Aim
Extract all lines that hold the string "Output".
::::
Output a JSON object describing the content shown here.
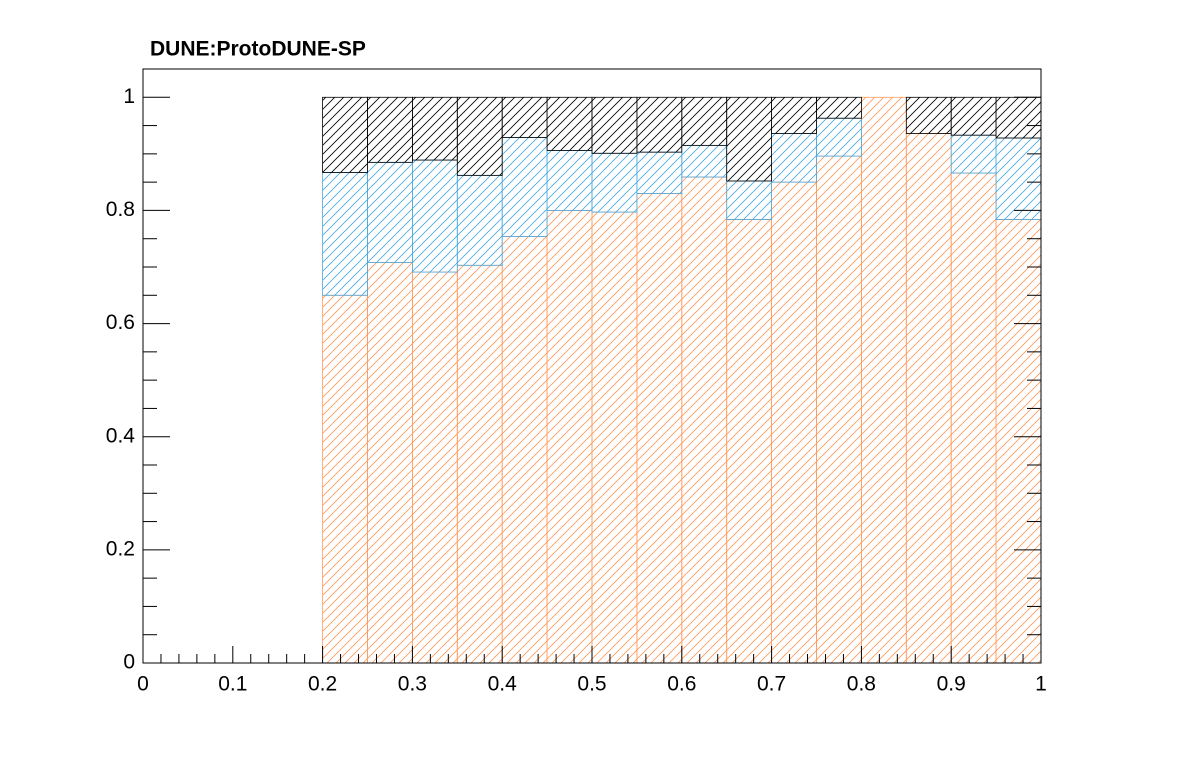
{
  "chart_data": {
    "type": "histogram",
    "title": "DUNE:ProtoDUNE-SP",
    "stacked": true,
    "fill": "hatch",
    "bins": [
      0.2,
      0.25,
      0.3,
      0.35,
      0.4,
      0.45,
      0.5,
      0.55,
      0.6,
      0.65,
      0.7,
      0.75,
      0.8,
      0.85,
      0.9,
      0.95,
      1
    ],
    "series": [
      {
        "color": "#ff9a5c",
        "values": [
          0.65,
          0.708,
          0.691,
          0.703,
          0.754,
          0.8,
          0.797,
          0.83,
          0.859,
          0.784,
          0.85,
          0.896,
          1.0,
          0.936,
          0.866,
          0.784
        ]
      },
      {
        "color": "#4aa8e0",
        "values": [
          0.217,
          0.177,
          0.198,
          0.159,
          0.175,
          0.106,
          0.104,
          0.073,
          0.056,
          0.068,
          0.086,
          0.067,
          0,
          0,
          0.067,
          0.144
        ]
      },
      {
        "color": "#000000",
        "values": [
          0.133,
          0.115,
          0.111,
          0.138,
          0.071,
          0.094,
          0.099,
          0.097,
          0.085,
          0.148,
          0.064,
          0.037,
          0,
          0.064,
          0.067,
          0.072
        ]
      }
    ],
    "xlim": [
      0,
      1
    ],
    "xticks": [
      0,
      0.1,
      0.2,
      0.3,
      0.4,
      0.5,
      0.6,
      0.7,
      0.8,
      0.9,
      1
    ],
    "ylim": [
      0,
      1.05
    ],
    "yticks": [
      0,
      0.2,
      0.4,
      0.6,
      0.8,
      1
    ]
  }
}
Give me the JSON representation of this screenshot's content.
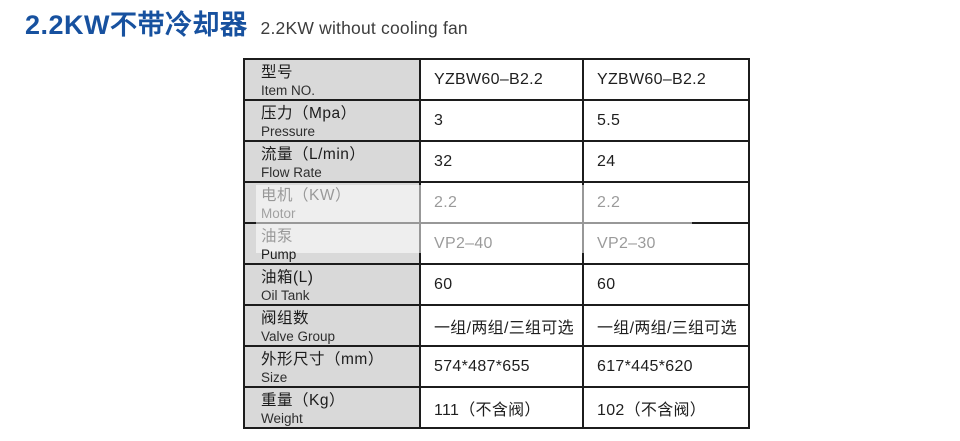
{
  "page": {
    "title_zh": "2.2KW不带冷却器",
    "title_en": "2.2KW without cooling fan"
  },
  "colors": {
    "title_blue": "#17519f",
    "table_border": "#1c1c1c",
    "label_cell_bg": "#d9d9d9",
    "faded_text": "#9a9a9a",
    "faded_overlay": "rgba(255,255,255,0.55)"
  },
  "table": {
    "column_count": 3,
    "rows": [
      {
        "label_zh": "型号",
        "label_en": "Item NO.",
        "values": [
          "YZBW60–B2.2",
          "YZBW60–B2.2"
        ],
        "faded": false
      },
      {
        "label_zh": "压力（Mpa）",
        "label_en": "Pressure",
        "values": [
          "3",
          "5.5"
        ],
        "faded": false
      },
      {
        "label_zh": "流量（L/min）",
        "label_en": "Flow Rate",
        "values": [
          "32",
          "24"
        ],
        "faded": false
      },
      {
        "label_zh": "电机（KW）",
        "label_en": "Motor",
        "values": [
          "2.2",
          "2.2"
        ],
        "faded": true
      },
      {
        "label_zh": "油泵",
        "label_en": "Pump",
        "values": [
          "VP2–40",
          "VP2–30"
        ],
        "faded": true
      },
      {
        "label_zh": "油箱(L)",
        "label_en": "Oil Tank",
        "values": [
          "60",
          "60"
        ],
        "faded": false
      },
      {
        "label_zh": "阀组数",
        "label_en": "Valve Group",
        "values": [
          "一组/两组/三组可选",
          "一组/两组/三组可选"
        ],
        "faded": false
      },
      {
        "label_zh": "外形尺寸（mm）",
        "label_en": "Size",
        "values": [
          "574*487*655",
          "617*445*620"
        ],
        "faded": false
      },
      {
        "label_zh": "重量（Kg）",
        "label_en": "Weight",
        "values": [
          "111（不含阀）",
          "102（不含阀）"
        ],
        "faded": false
      }
    ]
  }
}
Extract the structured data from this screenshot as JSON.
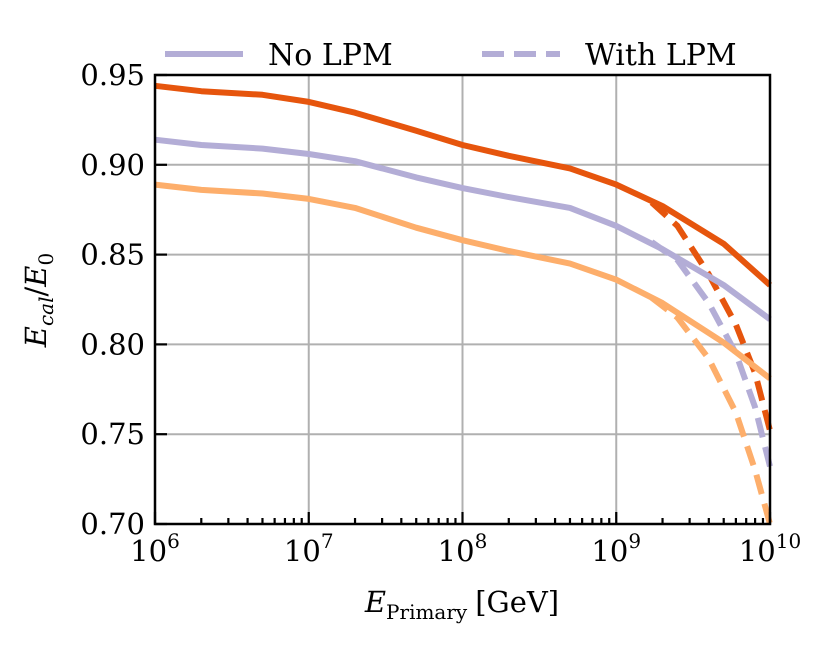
{
  "chart_data": {
    "type": "line",
    "xscale": "log",
    "xlim": [
      1000000,
      10000000000
    ],
    "ylim": [
      0.7,
      0.95
    ],
    "xlabel": {
      "base": "E",
      "sub": "Primary",
      "unit": "[GeV]"
    },
    "ylabel": {
      "num_base": "E",
      "num_sub": "cal",
      "den_base": "E",
      "den_sub": "0"
    },
    "x_ticks": [
      {
        "value": 1000000,
        "base": "10",
        "exp": "6"
      },
      {
        "value": 10000000,
        "base": "10",
        "exp": "7"
      },
      {
        "value": 100000000,
        "base": "10",
        "exp": "8"
      },
      {
        "value": 1000000000,
        "base": "10",
        "exp": "9"
      },
      {
        "value": 10000000000,
        "base": "10",
        "exp": "10"
      }
    ],
    "y_ticks": [
      {
        "value": 0.7,
        "label": "0.70"
      },
      {
        "value": 0.75,
        "label": "0.75"
      },
      {
        "value": 0.8,
        "label": "0.80"
      },
      {
        "value": 0.85,
        "label": "0.85"
      },
      {
        "value": 0.9,
        "label": "0.90"
      },
      {
        "value": 0.95,
        "label": "0.95"
      }
    ],
    "grid": true,
    "legend": {
      "placement": "top, above plot",
      "entries": [
        {
          "label": "No LPM",
          "style": "solid",
          "color": "#b3add6"
        },
        {
          "label": "With LPM",
          "style": "dashed",
          "color": "#b3add6"
        }
      ]
    },
    "series": [
      {
        "name": "dark-orange-no-lpm",
        "color": "#e6550d",
        "style": "solid",
        "x": [
          1000000,
          2000000,
          5000000,
          10000000,
          20000000,
          50000000,
          100000000,
          200000000,
          500000000,
          1000000000,
          2000000000,
          5000000000,
          10000000000
        ],
        "y": [
          0.944,
          0.941,
          0.939,
          0.935,
          0.929,
          0.919,
          0.911,
          0.905,
          0.898,
          0.889,
          0.877,
          0.856,
          0.833
        ]
      },
      {
        "name": "dark-orange-with-lpm",
        "color": "#e6550d",
        "style": "dashed",
        "x": [
          1700000000,
          2500000000,
          4000000000,
          6000000000,
          8000000000,
          10000000000
        ],
        "y": [
          0.879,
          0.866,
          0.839,
          0.811,
          0.784,
          0.752
        ]
      },
      {
        "name": "lavender-no-lpm",
        "color": "#b3add6",
        "style": "solid",
        "x": [
          1000000,
          2000000,
          5000000,
          10000000,
          20000000,
          50000000,
          100000000,
          200000000,
          500000000,
          1000000000,
          2000000000,
          5000000000,
          10000000000
        ],
        "y": [
          0.914,
          0.911,
          0.909,
          0.906,
          0.902,
          0.893,
          0.887,
          0.882,
          0.876,
          0.866,
          0.853,
          0.833,
          0.814
        ]
      },
      {
        "name": "lavender-with-lpm",
        "color": "#b3add6",
        "style": "dashed",
        "x": [
          1700000000,
          2500000000,
          4000000000,
          6000000000,
          8000000000,
          10000000000
        ],
        "y": [
          0.857,
          0.847,
          0.823,
          0.795,
          0.765,
          0.732
        ]
      },
      {
        "name": "light-orange-no-lpm",
        "color": "#fdae6b",
        "style": "solid",
        "x": [
          1000000,
          2000000,
          5000000,
          10000000,
          20000000,
          50000000,
          100000000,
          200000000,
          500000000,
          1000000000,
          2000000000,
          5000000000,
          10000000000
        ],
        "y": [
          0.889,
          0.886,
          0.884,
          0.881,
          0.876,
          0.865,
          0.858,
          0.852,
          0.845,
          0.836,
          0.823,
          0.801,
          0.781
        ]
      },
      {
        "name": "light-orange-with-lpm",
        "color": "#fdae6b",
        "style": "dashed",
        "x": [
          1700000000,
          2500000000,
          4000000000,
          6000000000,
          8000000000,
          10000000000
        ],
        "y": [
          0.826,
          0.815,
          0.792,
          0.762,
          0.73,
          0.7
        ]
      }
    ]
  }
}
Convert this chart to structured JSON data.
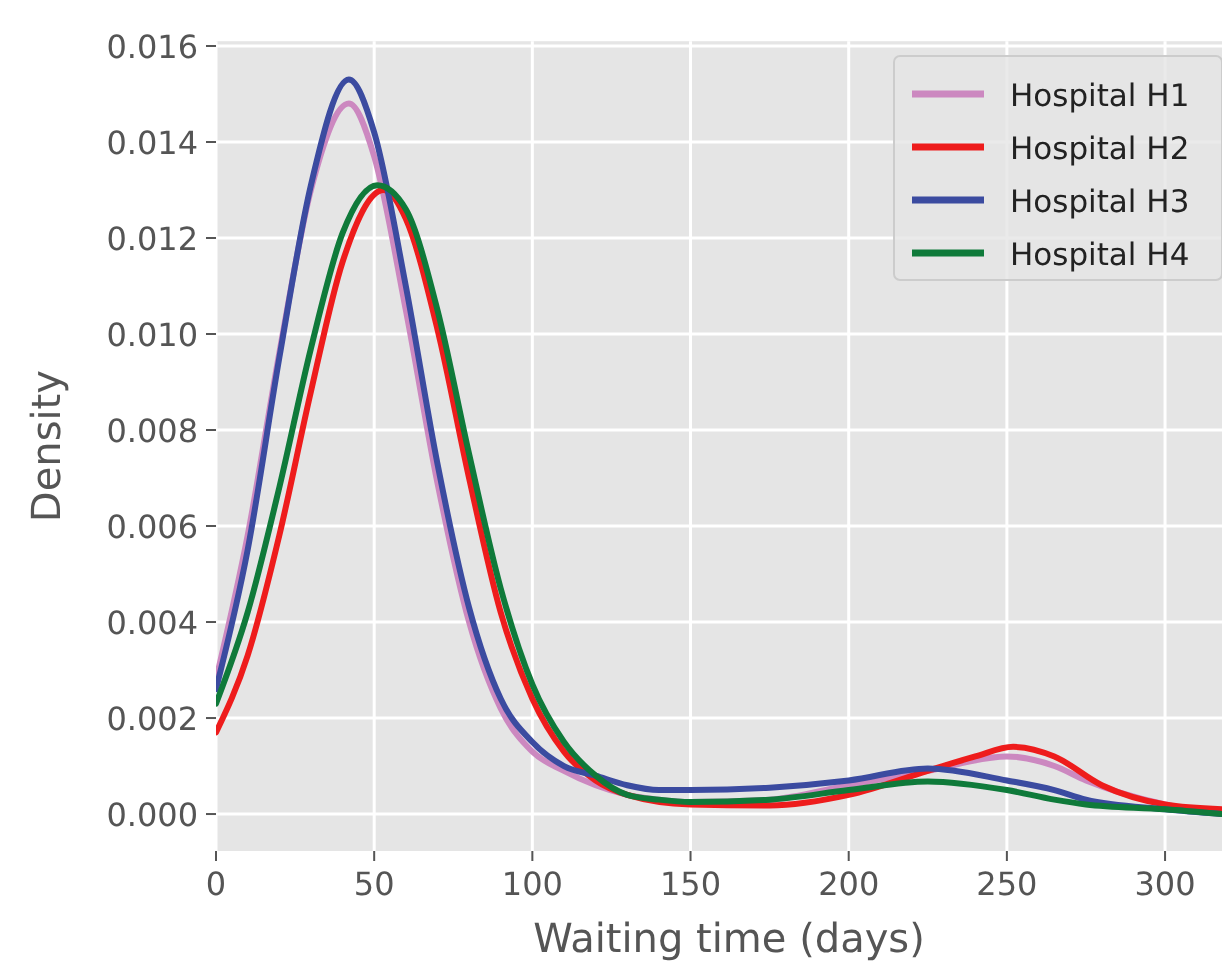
{
  "chart_data": {
    "type": "line",
    "xlabel": "Waiting time (days)",
    "ylabel": "Density",
    "xlim": [
      0,
      318
    ],
    "ylim": [
      -0.00077,
      0.0161
    ],
    "xticks": [
      0,
      50,
      100,
      150,
      200,
      250,
      300
    ],
    "yticks": [
      {
        "value": 0,
        "label": "0.000"
      },
      {
        "value": 0.002,
        "label": "0.002"
      },
      {
        "value": 0.004,
        "label": "0.004"
      },
      {
        "value": 0.006,
        "label": "0.006"
      },
      {
        "value": 0.008,
        "label": "0.008"
      },
      {
        "value": 0.01,
        "label": "0.010"
      },
      {
        "value": 0.012,
        "label": "0.012"
      },
      {
        "value": 0.014,
        "label": "0.014"
      },
      {
        "value": 0.016,
        "label": "0.016"
      }
    ],
    "grid": true,
    "legend": "top right",
    "marker": "none",
    "line_style": "solid",
    "x": [
      0,
      10,
      20,
      30,
      42,
      50,
      60,
      70,
      80,
      90,
      100,
      110,
      120,
      130,
      140,
      150,
      175,
      200,
      225,
      250,
      265,
      275,
      300,
      318
    ],
    "series": [
      {
        "name": "Hospital H1",
        "color": "#cc88c0",
        "values": [
          0.0028,
          0.0058,
          0.0096,
          0.013,
          0.0148,
          0.0137,
          0.0105,
          0.0069,
          0.004,
          0.0022,
          0.0013,
          0.0009,
          0.0006,
          0.0004,
          0.0003,
          0.00025,
          0.0003,
          0.0006,
          0.0009,
          0.0012,
          0.001,
          0.0007,
          0.0002,
          0
        ]
      },
      {
        "name": "Hospital H2",
        "color": "#ee1c1c",
        "x": [
          0,
          10,
          20,
          30,
          40,
          53,
          60,
          70,
          80,
          90,
          100,
          110,
          120,
          130,
          150,
          175,
          200,
          225,
          240,
          252,
          265,
          280,
          300,
          318
        ],
        "values": [
          0.0017,
          0.0033,
          0.0058,
          0.0088,
          0.0115,
          0.013,
          0.0124,
          0.0101,
          0.007,
          0.0042,
          0.0024,
          0.0013,
          0.0007,
          0.0004,
          0.0002,
          0.00018,
          0.0004,
          0.0009,
          0.0012,
          0.0014,
          0.0012,
          0.0006,
          0.0002,
          0.0001
        ]
      },
      {
        "name": "Hospital H3",
        "color": "#3b4ba0",
        "values": [
          0.0026,
          0.0055,
          0.0095,
          0.0131,
          0.0153,
          0.0142,
          0.011,
          0.0073,
          0.0043,
          0.0024,
          0.0015,
          0.001,
          0.0008,
          0.0006,
          0.0005,
          0.0005,
          0.00055,
          0.0007,
          0.00095,
          0.0007,
          0.0005,
          0.0003,
          0.0001,
          0
        ]
      },
      {
        "name": "Hospital H4",
        "color": "#0f7a3a",
        "x": [
          0,
          10,
          20,
          30,
          40,
          51,
          60,
          70,
          80,
          90,
          100,
          110,
          120,
          130,
          140,
          150,
          175,
          200,
          225,
          250,
          265,
          275,
          300,
          318
        ],
        "values": [
          0.0023,
          0.0042,
          0.0068,
          0.0097,
          0.0121,
          0.0131,
          0.0126,
          0.0105,
          0.0075,
          0.0047,
          0.0027,
          0.0015,
          0.0008,
          0.0004,
          0.0003,
          0.00025,
          0.0003,
          0.0005,
          0.00068,
          0.0005,
          0.0003,
          0.0002,
          0.0001,
          0
        ]
      }
    ]
  }
}
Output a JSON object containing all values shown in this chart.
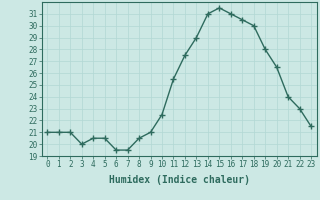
{
  "x": [
    0,
    1,
    2,
    3,
    4,
    5,
    6,
    7,
    8,
    9,
    10,
    11,
    12,
    13,
    14,
    15,
    16,
    17,
    18,
    19,
    20,
    21,
    22,
    23
  ],
  "y": [
    21,
    21,
    21,
    20,
    20.5,
    20.5,
    19.5,
    19.5,
    20.5,
    21,
    22.5,
    25.5,
    27.5,
    29,
    31,
    31.5,
    31,
    30.5,
    30,
    28,
    26.5,
    24,
    23,
    21.5
  ],
  "line_color": "#2e6b5e",
  "marker": "+",
  "marker_size": 4,
  "bg_color": "#cce8e4",
  "grid_color": "#b2d8d4",
  "xlabel": "Humidex (Indice chaleur)",
  "xlabel_fontsize": 7,
  "ylim": [
    19,
    32
  ],
  "xlim": [
    -0.5,
    23.5
  ],
  "yticks": [
    19,
    20,
    21,
    22,
    23,
    24,
    25,
    26,
    27,
    28,
    29,
    30,
    31
  ],
  "xticks": [
    0,
    1,
    2,
    3,
    4,
    5,
    6,
    7,
    8,
    9,
    10,
    11,
    12,
    13,
    14,
    15,
    16,
    17,
    18,
    19,
    20,
    21,
    22,
    23
  ],
  "tick_fontsize": 5.5,
  "line_width": 1.0,
  "spine_color": "#2e6b5e",
  "tick_color": "#2e6b5e",
  "label_color": "#2e6b5e"
}
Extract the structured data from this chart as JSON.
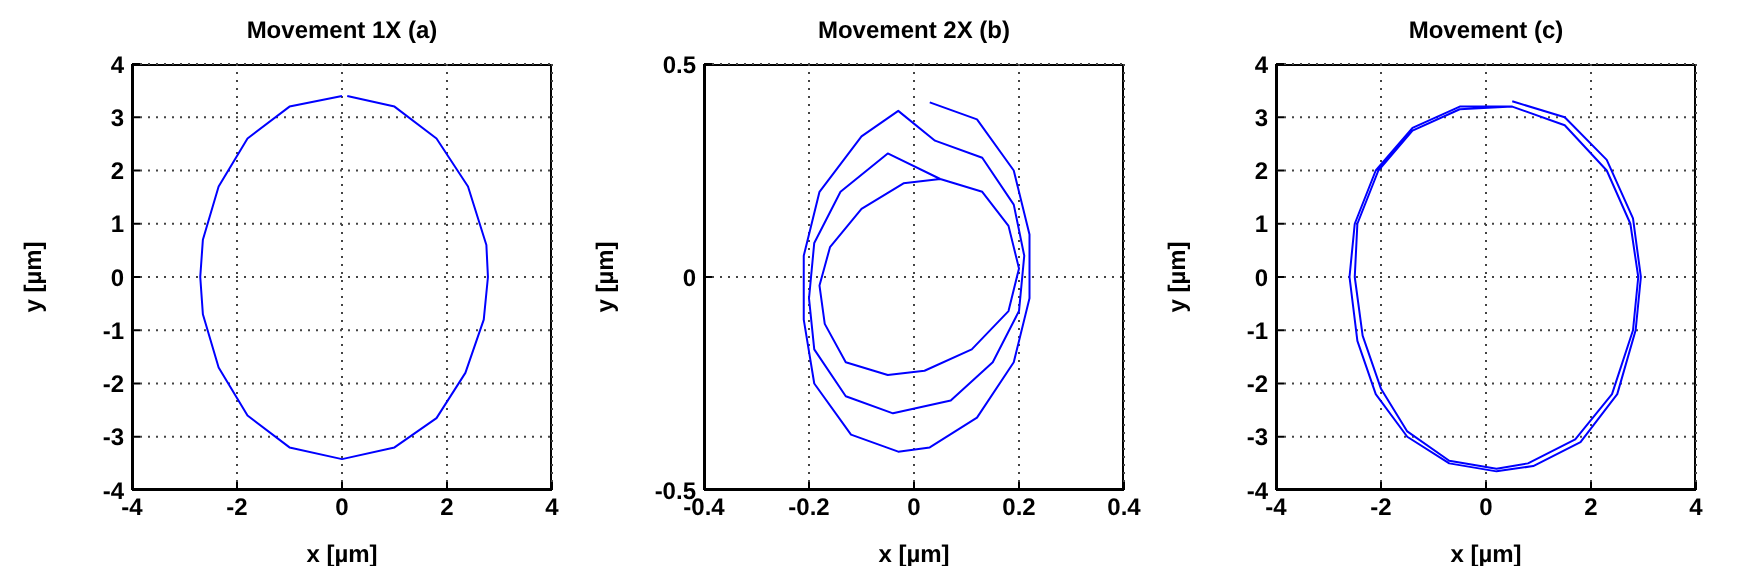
::::
Result
Output a JSON object describing the content shown here.
Output a JSON object containing all values shown in this chart.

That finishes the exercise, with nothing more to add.